* Begin The data *

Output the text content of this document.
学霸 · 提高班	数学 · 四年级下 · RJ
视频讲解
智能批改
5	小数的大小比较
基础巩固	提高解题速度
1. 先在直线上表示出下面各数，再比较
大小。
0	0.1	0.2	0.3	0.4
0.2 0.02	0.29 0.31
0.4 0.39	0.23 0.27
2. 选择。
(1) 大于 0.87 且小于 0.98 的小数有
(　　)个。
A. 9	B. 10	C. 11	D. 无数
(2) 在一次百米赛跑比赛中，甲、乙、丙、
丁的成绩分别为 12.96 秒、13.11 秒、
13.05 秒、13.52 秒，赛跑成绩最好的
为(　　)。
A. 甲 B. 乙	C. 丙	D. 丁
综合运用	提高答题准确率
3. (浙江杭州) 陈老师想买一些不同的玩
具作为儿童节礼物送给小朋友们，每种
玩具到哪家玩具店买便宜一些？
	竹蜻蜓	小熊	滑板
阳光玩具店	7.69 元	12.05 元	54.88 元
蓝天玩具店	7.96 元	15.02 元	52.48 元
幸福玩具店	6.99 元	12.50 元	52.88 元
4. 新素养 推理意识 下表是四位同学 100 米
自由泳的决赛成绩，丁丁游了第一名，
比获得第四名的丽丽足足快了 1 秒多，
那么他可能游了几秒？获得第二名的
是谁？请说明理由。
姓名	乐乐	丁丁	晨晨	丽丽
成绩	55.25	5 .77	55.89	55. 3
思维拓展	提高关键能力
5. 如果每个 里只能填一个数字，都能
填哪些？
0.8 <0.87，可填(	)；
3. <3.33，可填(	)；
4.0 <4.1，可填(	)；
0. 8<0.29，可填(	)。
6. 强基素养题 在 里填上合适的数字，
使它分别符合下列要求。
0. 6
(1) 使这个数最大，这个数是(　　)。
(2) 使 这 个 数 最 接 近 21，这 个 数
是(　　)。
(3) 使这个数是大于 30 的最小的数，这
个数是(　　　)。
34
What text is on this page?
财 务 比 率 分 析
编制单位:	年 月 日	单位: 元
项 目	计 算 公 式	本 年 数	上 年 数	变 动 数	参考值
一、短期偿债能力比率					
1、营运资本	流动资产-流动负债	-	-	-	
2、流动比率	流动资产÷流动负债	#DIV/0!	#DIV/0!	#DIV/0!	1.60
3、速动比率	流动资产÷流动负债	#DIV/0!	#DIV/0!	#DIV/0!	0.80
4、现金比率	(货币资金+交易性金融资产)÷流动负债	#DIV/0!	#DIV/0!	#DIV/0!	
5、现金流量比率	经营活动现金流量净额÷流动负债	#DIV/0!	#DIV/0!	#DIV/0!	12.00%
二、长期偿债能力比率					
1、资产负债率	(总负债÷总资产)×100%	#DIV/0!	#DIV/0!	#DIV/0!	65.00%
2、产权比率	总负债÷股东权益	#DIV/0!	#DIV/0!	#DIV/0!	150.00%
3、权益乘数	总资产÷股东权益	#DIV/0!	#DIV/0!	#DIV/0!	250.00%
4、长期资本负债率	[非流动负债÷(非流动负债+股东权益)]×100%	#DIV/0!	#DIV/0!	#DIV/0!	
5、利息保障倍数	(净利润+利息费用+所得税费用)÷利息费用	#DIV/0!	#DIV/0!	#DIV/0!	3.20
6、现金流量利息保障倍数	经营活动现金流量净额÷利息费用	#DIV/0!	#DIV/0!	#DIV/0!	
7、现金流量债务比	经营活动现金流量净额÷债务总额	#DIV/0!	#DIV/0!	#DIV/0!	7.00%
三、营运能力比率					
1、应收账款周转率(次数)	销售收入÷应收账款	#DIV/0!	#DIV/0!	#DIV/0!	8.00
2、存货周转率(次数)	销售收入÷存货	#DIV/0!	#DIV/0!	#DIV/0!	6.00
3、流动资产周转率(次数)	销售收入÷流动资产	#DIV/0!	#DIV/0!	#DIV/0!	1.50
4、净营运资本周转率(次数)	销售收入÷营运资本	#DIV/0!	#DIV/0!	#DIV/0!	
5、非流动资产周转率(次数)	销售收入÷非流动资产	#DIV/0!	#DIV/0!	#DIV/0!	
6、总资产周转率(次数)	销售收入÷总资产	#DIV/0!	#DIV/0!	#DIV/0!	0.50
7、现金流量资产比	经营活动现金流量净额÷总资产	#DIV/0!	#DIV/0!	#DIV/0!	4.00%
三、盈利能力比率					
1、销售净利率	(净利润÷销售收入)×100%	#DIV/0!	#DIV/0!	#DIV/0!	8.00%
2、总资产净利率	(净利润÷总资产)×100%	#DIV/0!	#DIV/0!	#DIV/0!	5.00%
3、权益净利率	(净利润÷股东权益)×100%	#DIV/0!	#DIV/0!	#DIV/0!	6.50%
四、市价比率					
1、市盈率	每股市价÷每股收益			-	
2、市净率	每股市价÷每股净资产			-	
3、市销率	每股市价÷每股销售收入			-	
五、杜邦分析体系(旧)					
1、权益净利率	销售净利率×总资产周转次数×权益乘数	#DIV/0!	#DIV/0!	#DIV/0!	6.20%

* End The data *

Aim
Among the entries above, identify all lines with "权益净利率" and copy them.

Response to this exercise
3、权益净利率	(净利润÷股东权益)×100%	#DIV/0!	#DIV/0!	#DIV/0!	6.50%
1、权益净利率	销售净利率×总资产周转次数×权益乘数	#DIV/0!	#DIV/0!	#DIV/0!	6.20%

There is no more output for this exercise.